Set exercise
Extract the lines that carry the string "image" from the listing.

◆ ◆ ◆ ◆ ◆ ◆ ◆

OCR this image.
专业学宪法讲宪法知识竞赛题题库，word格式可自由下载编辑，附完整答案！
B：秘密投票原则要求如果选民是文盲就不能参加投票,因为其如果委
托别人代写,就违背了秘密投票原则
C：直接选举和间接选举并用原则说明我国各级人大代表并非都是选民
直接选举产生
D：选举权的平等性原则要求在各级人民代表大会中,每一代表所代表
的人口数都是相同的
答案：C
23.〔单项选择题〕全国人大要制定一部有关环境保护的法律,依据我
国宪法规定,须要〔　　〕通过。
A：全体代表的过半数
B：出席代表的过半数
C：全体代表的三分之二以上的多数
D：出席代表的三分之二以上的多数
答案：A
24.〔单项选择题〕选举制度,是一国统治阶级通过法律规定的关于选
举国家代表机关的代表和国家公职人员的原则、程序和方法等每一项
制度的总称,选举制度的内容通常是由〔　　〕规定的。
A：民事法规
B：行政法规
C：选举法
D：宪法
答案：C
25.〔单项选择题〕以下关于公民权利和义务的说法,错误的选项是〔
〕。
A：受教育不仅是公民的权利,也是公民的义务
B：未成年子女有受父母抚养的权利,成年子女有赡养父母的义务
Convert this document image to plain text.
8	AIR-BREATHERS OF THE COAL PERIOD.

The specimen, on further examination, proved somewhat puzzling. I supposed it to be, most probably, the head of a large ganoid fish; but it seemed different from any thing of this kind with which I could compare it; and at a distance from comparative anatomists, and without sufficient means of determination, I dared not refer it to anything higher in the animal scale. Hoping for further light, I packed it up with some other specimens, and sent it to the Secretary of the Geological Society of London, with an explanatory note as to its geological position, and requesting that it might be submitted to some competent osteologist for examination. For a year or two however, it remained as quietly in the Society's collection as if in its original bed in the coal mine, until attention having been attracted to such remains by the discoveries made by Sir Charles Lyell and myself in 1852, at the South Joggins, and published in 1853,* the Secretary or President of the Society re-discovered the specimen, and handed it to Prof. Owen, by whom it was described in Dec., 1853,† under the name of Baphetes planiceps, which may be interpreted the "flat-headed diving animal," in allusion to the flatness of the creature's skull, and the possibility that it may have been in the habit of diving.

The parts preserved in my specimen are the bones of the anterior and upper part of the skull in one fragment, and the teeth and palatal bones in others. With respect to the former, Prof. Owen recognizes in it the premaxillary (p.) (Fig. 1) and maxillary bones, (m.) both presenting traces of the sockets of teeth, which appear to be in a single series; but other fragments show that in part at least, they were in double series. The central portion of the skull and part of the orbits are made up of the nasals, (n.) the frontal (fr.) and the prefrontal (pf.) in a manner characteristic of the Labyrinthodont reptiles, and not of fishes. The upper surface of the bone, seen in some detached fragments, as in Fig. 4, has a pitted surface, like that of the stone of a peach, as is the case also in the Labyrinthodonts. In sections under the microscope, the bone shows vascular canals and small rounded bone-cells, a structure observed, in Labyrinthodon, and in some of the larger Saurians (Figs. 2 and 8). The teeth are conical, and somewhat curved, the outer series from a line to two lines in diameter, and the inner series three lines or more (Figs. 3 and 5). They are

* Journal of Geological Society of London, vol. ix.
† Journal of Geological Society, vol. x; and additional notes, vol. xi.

◆ ◆ ◆ ◆ ◆ ◆ ◆

The result
OCR this image.
Convert this document image to plain text.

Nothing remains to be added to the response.